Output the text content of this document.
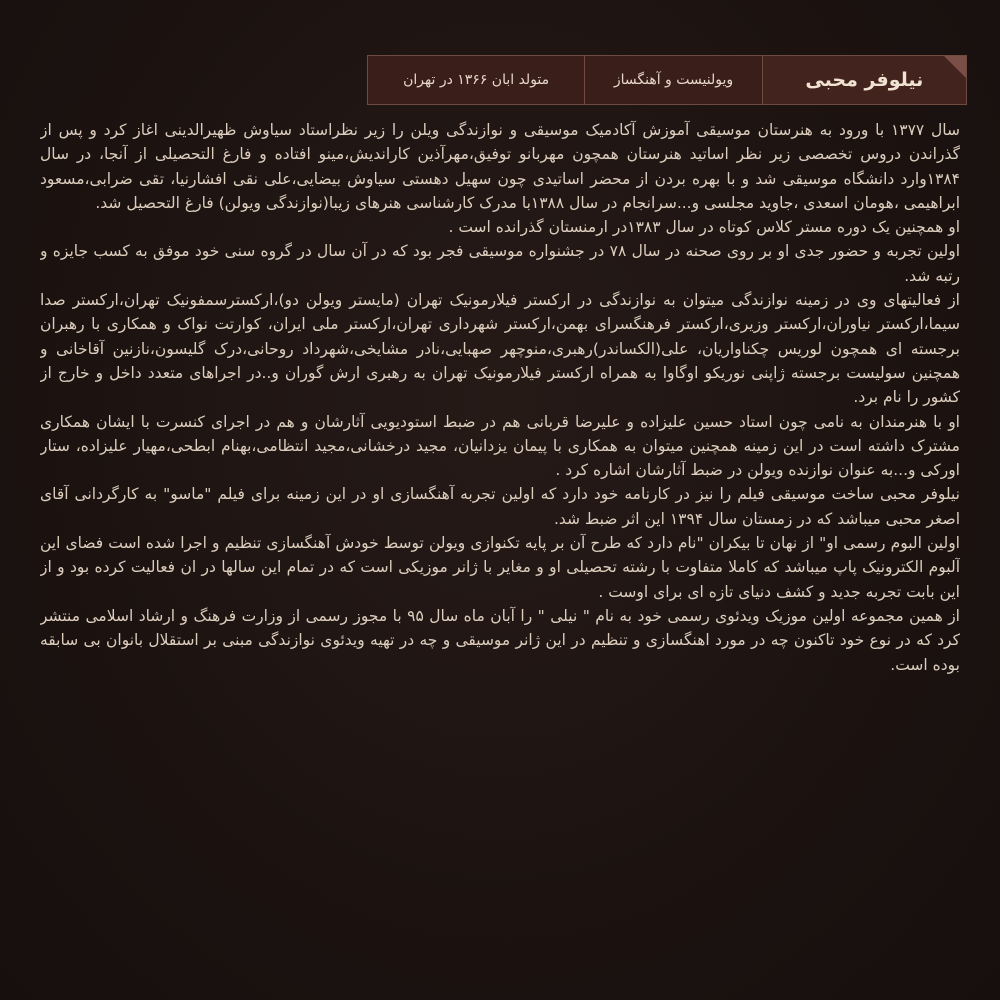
نیلوفر محبی
ویولنیست و آهنگساز
متولد ابان ۱۳۶۶ در تهران

سال ۱۳۷۷ با ورود به هنرستان موسیقی آموزش آکادمیک موسیقی و نوازندگی ویلن را زیر نظراستاد سیاوش ظهیرالدینی اغاز کرد و پس از گذراندن دروس تخصصی زیر نظر اساتید هنرستان همچون مهربانو توفیق،مهرآذین کاراندیش،مینو افتاده و فارغ التحصیلی از آنجا، در سال ۱۳۸۴وارد دانشگاه موسیقی شد و با بهره بردن از محضر اساتیدی چون سهیل دهستی سیاوش بیضایی،علی نقی افشارنیا، تقی ضرابی،مسعود ابراهیمی ،هومان اسعدی ،جاوید مجلسی و...سرانجام در سال ۱۳۸۸با مدرک کارشناسی هنرهای زیبا(نوازندگی ویولن) فارغ التحصیل شد.

او همچنین یک دوره مستر کلاس کوتاه در سال ۱۳۸۳در ارمنستان گذرانده است .

اولین تجربه و حضور جدی او بر روی صحنه در سال ۷۸ در جشنواره موسیقی فجر بود که در آن سال در گروه سنی خود موفق به کسب جایزه و رتبه شد.

از فعالیتهای وی در زمینه نوازندگی میتوان به نوازندگی در ارکستر فیلارمونیک تهران (مایستر ویولن دو)،ارکسترسمفونیک تهران،ارکستر صدا سیما،ارکستر نیاوران،ارکستر وزیری،ارکستر فرهنگسرای بهمن،ارکستر شهرداری تهران،ارکستر ملی ایران، کوارتت نواک و همکاری با رهبران برجسته ای همچون لوریس چکناواریان، علی(الکساندر)رهبری،منوچهر صهبایی،نادر مشایخی،شهرداد روحانی،درک گلیسون،نازنین آقاخانی و همچنین سولیست برجسته ژاپنی نوریکو اوگاوا به همراه ارکستر فیلارمونیک تهران به رهبری ارش گوران و..در اجراهای متعدد داخل و خارج از کشور را نام برد.

او با هنرمندان به نامی چون استاد حسین علیزاده و علیرضا قربانی هم در ضبط استودیویی آثارشان و هم در اجرای کنسرت با ایشان همکاری مشترک داشته است در این زمینه همچنین میتوان به همکاری با پیمان یزدانیان، مجید درخشانی،مجید انتظامی،بهنام ابطحی،مهیار علیزاده، ستار اورکی و...به عنوان نوازنده ویولن در ضبط آثارشان اشاره کرد .

نیلوفر محبی ساخت موسیقی فیلم را نیز در کارنامه خود دارد که اولین تجربه آهنگسازی او در این زمینه برای فیلم "ماسو" به کارگردانی آقای اصغر محبی میباشد که در زمستان سال ۱۳۹۴ این اثر ضبط شد.

اولین البوم رسمی او" از نهان تا بیکران "نام دارد که طرح آن بر پایه تکنوازی ویولن توسط خودش آهنگسازی تنظیم و اجرا شده است فضای این آلبوم الکترونیک پاپ میباشد که کاملا متفاوت با رشته تحصیلی او و مغایر با ژانر موزیکی است که در تمام این سالها در ان فعالیت کرده بود و از این بابت تجربه جدید و کشف دنیای تازه ای برای اوست .

از همین مجموعه اولین موزیک ویدئوی رسمی خود به نام " نیلی " را آبان ماه سال ۹۵ با مجوز رسمی از وزارت فرهنگ و ارشاد اسلامی منتشر کرد که در نوع خود تاکنون چه در مورد اهنگسازی و تنظیم در این ژانر موسیقی و چه در تهیه ویدئوی نوازندگی مبنی بر استقلال بانوان بی سابقه بوده است.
★ ★ ★ ★ ★ ★ ★
Transcribe all entries above exactly. Drop the pictures.

• [ANSWER TO THIS EXERCISE]:
Output the text content of this document.
نیلوفر محبی
ویولنیست و آهنگساز
متولد ابان ۱۳۶۶ در تهران

سال ۱۳۷۷ با ورود به هنرستان موسیقی آموزش آکادمیک موسیقی و نوازندگی ویلن را زیر نظراستاد سیاوش ظهیرالدینی اغاز کرد و پس از گذراندن دروس تخصصی زیر نظر اساتید هنرستان همچون مهربانو توفیق،مهرآذین کاراندیش،مینو افتاده و فارغ التحصیلی از آنجا، در سال ۱۳۸۴وارد دانشگاه موسیقی شد و با بهره بردن از محضر اساتیدی چون سهیل دهستی سیاوش بیضایی،علی نقی افشارنیا، تقی ضرابی،مسعود ابراهیمی ،هومان اسعدی ،جاوید مجلسی و...سرانجام در سال ۱۳۸۸با مدرک کارشناسی هنرهای زیبا(نوازندگی ویولن) فارغ التحصیل شد.

او همچنین یک دوره مستر کلاس کوتاه در سال ۱۳۸۳در ارمنستان گذرانده است .

اولین تجربه و حضور جدی او بر روی صحنه در سال ۷۸ در جشنواره موسیقی فجر بود که در آن سال در گروه سنی خود موفق به کسب جایزه و رتبه شد.

از فعالیتهای وی در زمینه نوازندگی میتوان به نوازندگی در ارکستر فیلارمونیک تهران (مایستر ویولن دو)،ارکسترسمفونیک تهران،ارکستر صدا سیما،ارکستر نیاوران،ارکستر وزیری،ارکستر فرهنگسرای بهمن،ارکستر شهرداری تهران،ارکستر ملی ایران، کوارتت نواک و همکاری با رهبران برجسته ای همچون لوریس چکناواریان، علی(الکساندر)رهبری،منوچهر صهبایی،نادر مشایخی،شهرداد روحانی،درک گلیسون،نازنین آقاخانی و همچنین سولیست برجسته ژاپنی نوریکو اوگاوا به همراه ارکستر فیلارمونیک تهران به رهبری ارش گوران و..در اجراهای متعدد داخل و خارج از کشور را نام برد.

او با هنرمندان به نامی چون استاد حسین علیزاده و علیرضا قربانی هم در ضبط استودیویی آثارشان و هم در اجرای کنسرت با ایشان همکاری مشترک داشته است در این زمینه همچنین میتوان به همکاری با پیمان یزدانیان، مجید درخشانی،مجید انتظامی،بهنام ابطحی،مهیار علیزاده، ستار اورکی و...به عنوان نوازنده ویولن در ضبط آثارشان اشاره کرد .

نیلوفر محبی ساخت موسیقی فیلم را نیز در کارنامه خود دارد که اولین تجربه آهنگسازی او در این زمینه برای فیلم "ماسو" به کارگردانی آقای اصغر محبی میباشد که در زمستان سال ۱۳۹۴ این اثر ضبط شد.

اولین البوم رسمی او" از نهان تا بیکران "نام دارد که طرح آن بر پایه تکنوازی ویولن توسط خودش آهنگسازی تنظیم و اجرا شده است فضای این آلبوم الکترونیک پاپ میباشد که کاملا متفاوت با رشته تحصیلی او و مغایر با ژانر موزیکی است که در تمام این سالها در ان فعالیت کرده بود و از این بابت تجربه جدید و کشف دنیای تازه ای برای اوست .

از همین مجموعه اولین موزیک ویدئوی رسمی خود به نام " نیلی " را آبان ماه سال ۹۵ با مجوز رسمی از وزارت فرهنگ و ارشاد اسلامی منتشر کرد که در نوع خود تاکنون چه در مورد اهنگسازی و تنظیم در این ژانر موسیقی و چه در تهیه ویدئوی نوازندگی مبنی بر استقلال بانوان بی سابقه بوده است.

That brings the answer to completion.